* _Goal of the exercise_: Gather every line below where "calore" appears.

* _Data supplied_:
___

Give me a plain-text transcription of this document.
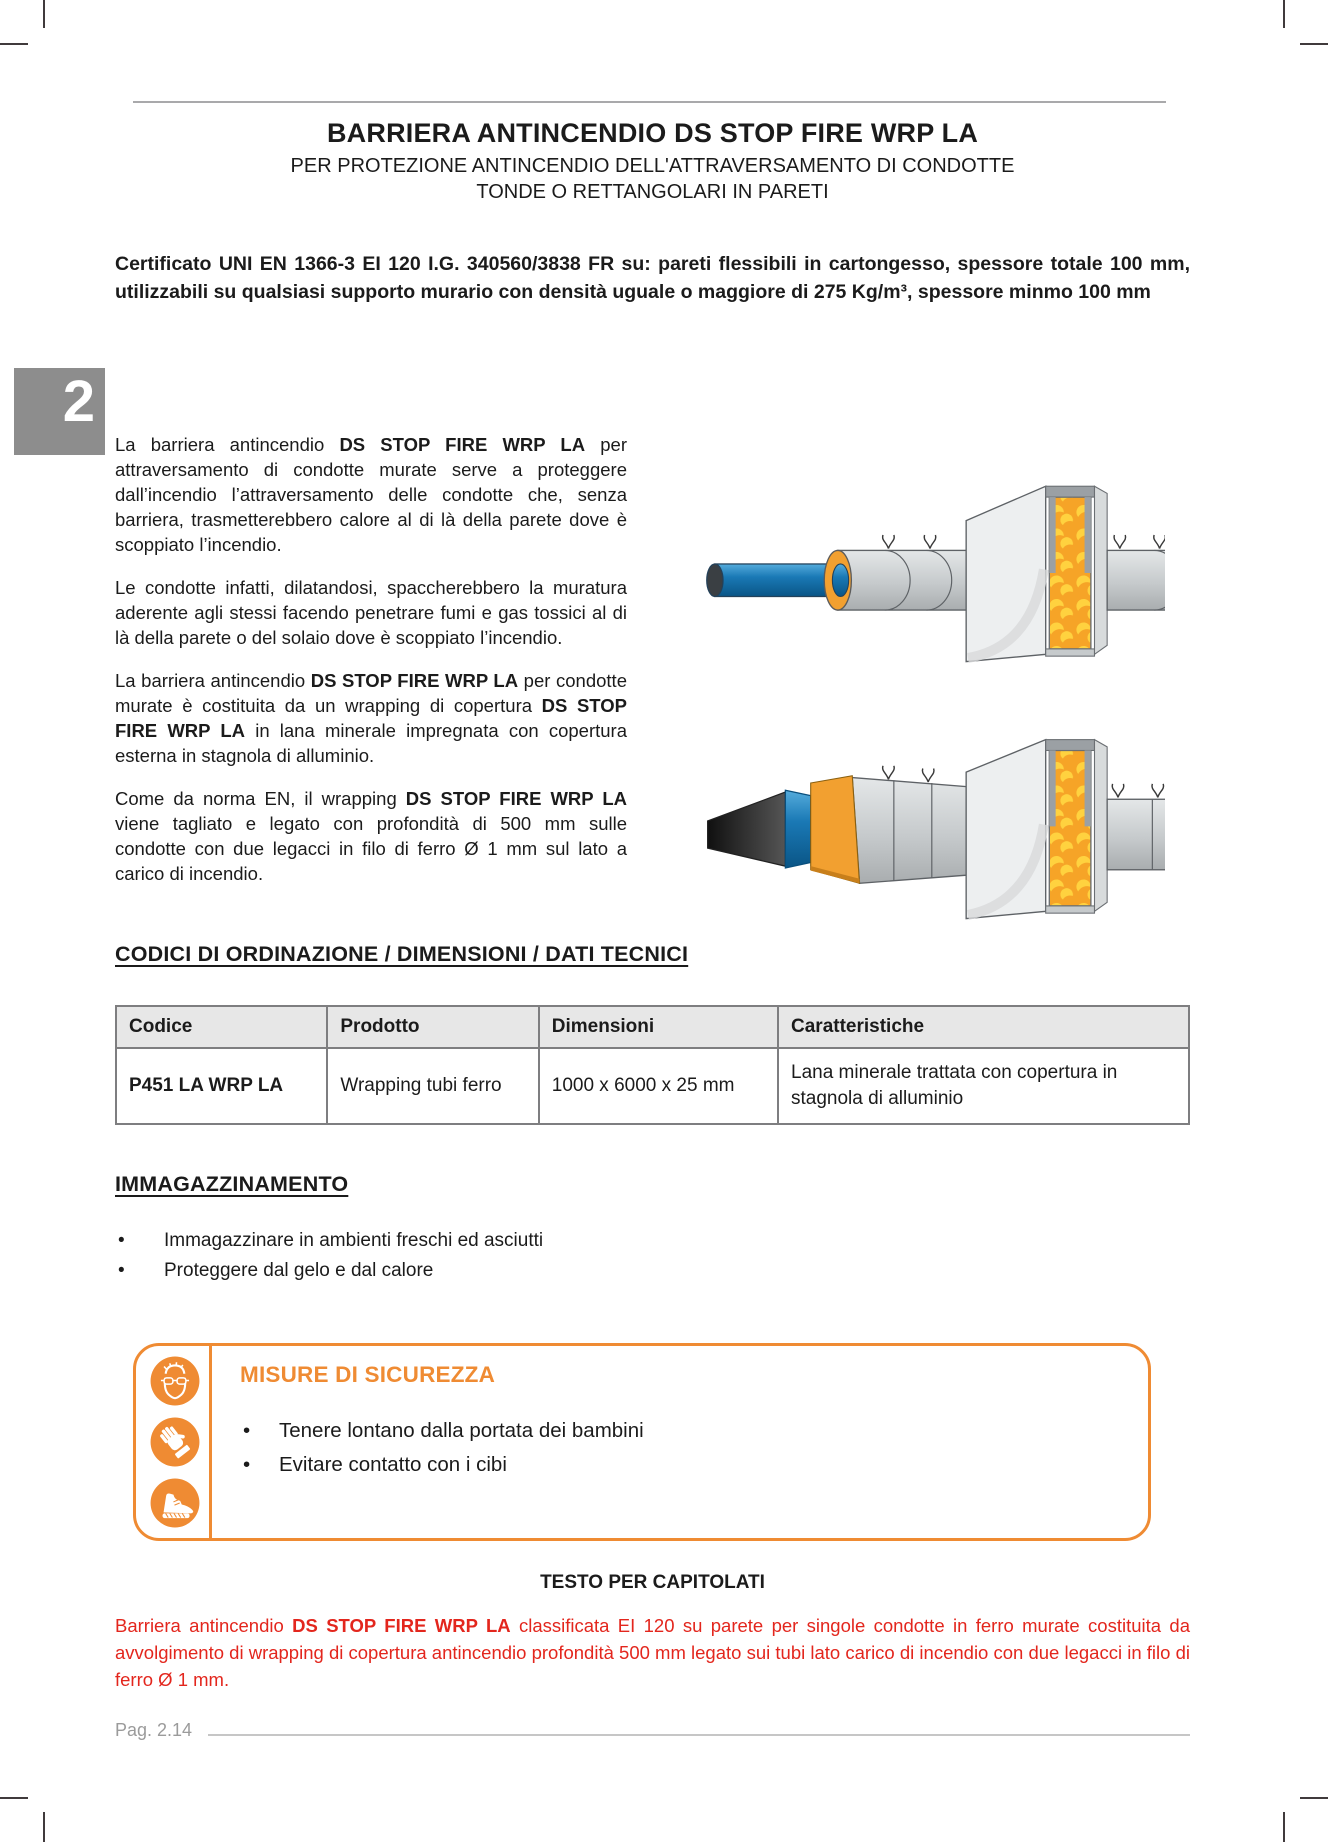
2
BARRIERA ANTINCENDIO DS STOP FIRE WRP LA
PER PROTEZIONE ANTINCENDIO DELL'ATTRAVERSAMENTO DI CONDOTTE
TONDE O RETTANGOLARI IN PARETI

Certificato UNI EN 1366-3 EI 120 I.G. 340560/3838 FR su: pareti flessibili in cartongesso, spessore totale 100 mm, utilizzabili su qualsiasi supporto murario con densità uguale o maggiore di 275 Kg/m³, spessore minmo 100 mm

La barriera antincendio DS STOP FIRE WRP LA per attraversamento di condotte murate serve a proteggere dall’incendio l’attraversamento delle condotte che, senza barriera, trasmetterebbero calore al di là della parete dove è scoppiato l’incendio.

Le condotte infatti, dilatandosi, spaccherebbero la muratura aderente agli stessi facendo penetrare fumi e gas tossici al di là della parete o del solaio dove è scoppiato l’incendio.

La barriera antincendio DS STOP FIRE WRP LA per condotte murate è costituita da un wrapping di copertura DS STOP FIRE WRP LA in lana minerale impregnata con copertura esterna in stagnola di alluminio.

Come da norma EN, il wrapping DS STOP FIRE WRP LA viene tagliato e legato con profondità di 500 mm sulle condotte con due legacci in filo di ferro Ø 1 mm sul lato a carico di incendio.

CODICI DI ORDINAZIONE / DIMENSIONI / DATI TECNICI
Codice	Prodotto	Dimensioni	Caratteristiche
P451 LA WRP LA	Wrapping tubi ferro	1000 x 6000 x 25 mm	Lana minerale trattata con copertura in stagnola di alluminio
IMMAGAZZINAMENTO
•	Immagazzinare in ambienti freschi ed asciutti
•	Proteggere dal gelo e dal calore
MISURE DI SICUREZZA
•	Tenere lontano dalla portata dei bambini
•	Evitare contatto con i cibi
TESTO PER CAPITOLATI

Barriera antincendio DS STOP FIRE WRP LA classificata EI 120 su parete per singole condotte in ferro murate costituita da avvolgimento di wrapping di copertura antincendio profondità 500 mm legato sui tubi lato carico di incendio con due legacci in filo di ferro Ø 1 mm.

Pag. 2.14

___

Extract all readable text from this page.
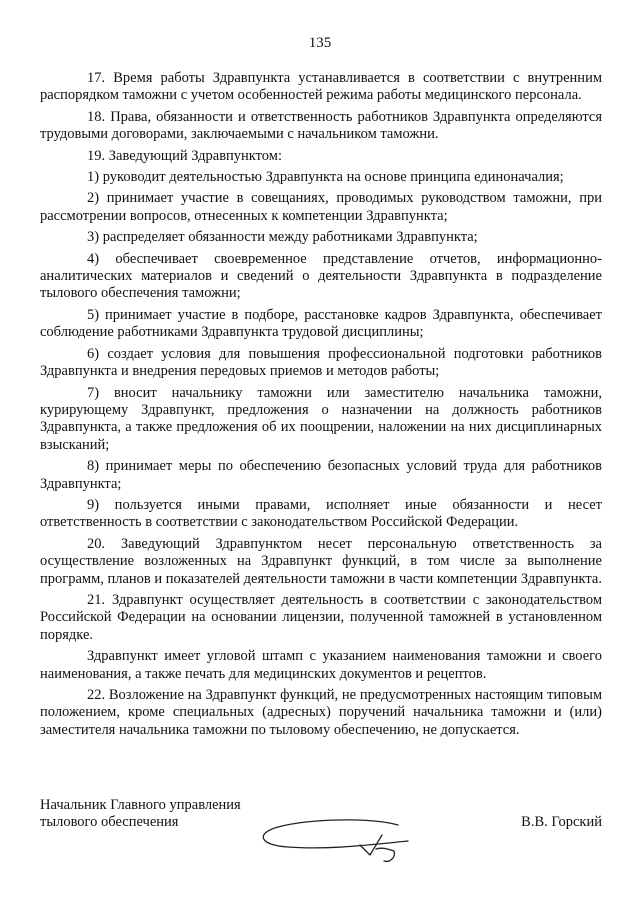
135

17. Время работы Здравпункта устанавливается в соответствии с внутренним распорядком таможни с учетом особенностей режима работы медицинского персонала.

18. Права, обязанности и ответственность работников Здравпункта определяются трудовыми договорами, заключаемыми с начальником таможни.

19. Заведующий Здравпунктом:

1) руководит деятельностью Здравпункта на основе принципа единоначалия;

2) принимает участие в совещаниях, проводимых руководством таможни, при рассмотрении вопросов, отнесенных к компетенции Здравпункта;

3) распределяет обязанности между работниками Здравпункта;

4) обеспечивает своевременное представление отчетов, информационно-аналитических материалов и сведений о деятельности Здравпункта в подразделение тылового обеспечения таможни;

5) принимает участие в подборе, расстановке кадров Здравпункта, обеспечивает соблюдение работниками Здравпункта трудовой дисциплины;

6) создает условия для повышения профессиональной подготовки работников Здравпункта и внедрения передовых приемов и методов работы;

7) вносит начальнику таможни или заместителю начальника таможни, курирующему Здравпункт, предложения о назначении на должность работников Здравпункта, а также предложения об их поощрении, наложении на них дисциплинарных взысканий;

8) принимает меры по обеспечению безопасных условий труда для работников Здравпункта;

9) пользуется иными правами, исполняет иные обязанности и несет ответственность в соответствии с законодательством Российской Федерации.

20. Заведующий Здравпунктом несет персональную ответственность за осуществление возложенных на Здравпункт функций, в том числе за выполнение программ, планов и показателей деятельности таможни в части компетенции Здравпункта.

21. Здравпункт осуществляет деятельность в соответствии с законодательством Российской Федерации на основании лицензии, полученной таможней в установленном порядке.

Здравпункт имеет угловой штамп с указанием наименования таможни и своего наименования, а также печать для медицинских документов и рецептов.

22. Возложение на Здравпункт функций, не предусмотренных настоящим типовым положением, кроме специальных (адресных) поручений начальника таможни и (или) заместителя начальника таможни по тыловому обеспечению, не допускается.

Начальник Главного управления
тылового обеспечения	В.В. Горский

___

* _Response to the exercise_:
La barriera antincendio DS STOP FIRE WRP LA per attraversamento di condotte murate serve a proteggere dall’incendio l’attraversamento delle condotte che, senza barriera, trasmetterebbero calore al di là della parete dove è scoppiato l’incendio.
•	Proteggere dal gelo e dal calore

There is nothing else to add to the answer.